*What you will do*:
Exact repetition is required: output every record in full.

Raw records
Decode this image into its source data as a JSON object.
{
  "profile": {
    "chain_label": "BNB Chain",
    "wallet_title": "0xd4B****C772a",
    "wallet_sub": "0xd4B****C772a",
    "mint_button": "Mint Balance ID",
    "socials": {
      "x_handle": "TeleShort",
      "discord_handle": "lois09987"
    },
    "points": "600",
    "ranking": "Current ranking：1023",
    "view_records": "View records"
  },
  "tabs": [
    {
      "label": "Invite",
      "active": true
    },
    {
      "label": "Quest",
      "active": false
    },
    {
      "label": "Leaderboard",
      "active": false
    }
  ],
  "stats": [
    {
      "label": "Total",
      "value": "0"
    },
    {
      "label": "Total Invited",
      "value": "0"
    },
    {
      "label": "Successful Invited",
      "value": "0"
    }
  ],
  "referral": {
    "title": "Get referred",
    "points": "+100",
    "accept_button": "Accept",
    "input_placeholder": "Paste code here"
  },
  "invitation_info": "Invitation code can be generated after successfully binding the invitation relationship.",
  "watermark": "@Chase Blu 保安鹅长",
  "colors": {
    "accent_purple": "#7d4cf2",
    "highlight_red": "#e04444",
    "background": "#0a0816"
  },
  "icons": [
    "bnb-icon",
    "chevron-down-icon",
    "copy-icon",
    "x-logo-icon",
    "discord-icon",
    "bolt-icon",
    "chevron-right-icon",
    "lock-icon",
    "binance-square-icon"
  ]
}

*Result of the task*:
Decode this image into its source data as a JSON object.
{
  "profile": {
    "chain_label": "BNB Chain",
    "wallet_title": "0xd4B****C772a",
    "wallet_sub": "0xd4B****C772a",
    "mint_button": "Mint Balance ID",
    "socials": {
      "x_handle": "TeleShort",
      "discord_handle": "lois09987"
    },
    "points": "600",
    "ranking": "Current ranking：1023",
    "view_records": "View records"
  },
  "tabs": [
    {
      "label": "Invite",
      "active": true
    },
    {
      "label": "Quest",
      "active": false
    },
    {
      "label": "Leaderboard",
      "active": false
    }
  ],
  "stats": [
    {
      "label": "Total",
      "value": "0"
    },
    {
      "label": "Total Invited",
      "value": "0"
    },
    {
      "label": "Successful Invited",
      "value": "0"
    }
  ],
  "referral": {
    "title": "Get referred",
    "points": "+100",
    "accept_button": "Accept",
    "input_placeholder": "Paste code here"
  },
  "invitation_info": "Invitation code can be generated after successfully binding the invitation relationship.",
  "watermark": "@Chase Blu 保安鹅长",
  "colors": {
    "accent_purple": "#7d4cf2",
    "highlight_red": "#e04444",
    "background": "#0a0816"
  },
  "icons": [
    "bnb-icon",
    "chevron-down-icon",
    "copy-icon",
    "x-logo-icon",
    "discord-icon",
    "bolt-icon",
    "chevron-right-icon",
    "lock-icon",
    "binance-square-icon"
  ]
}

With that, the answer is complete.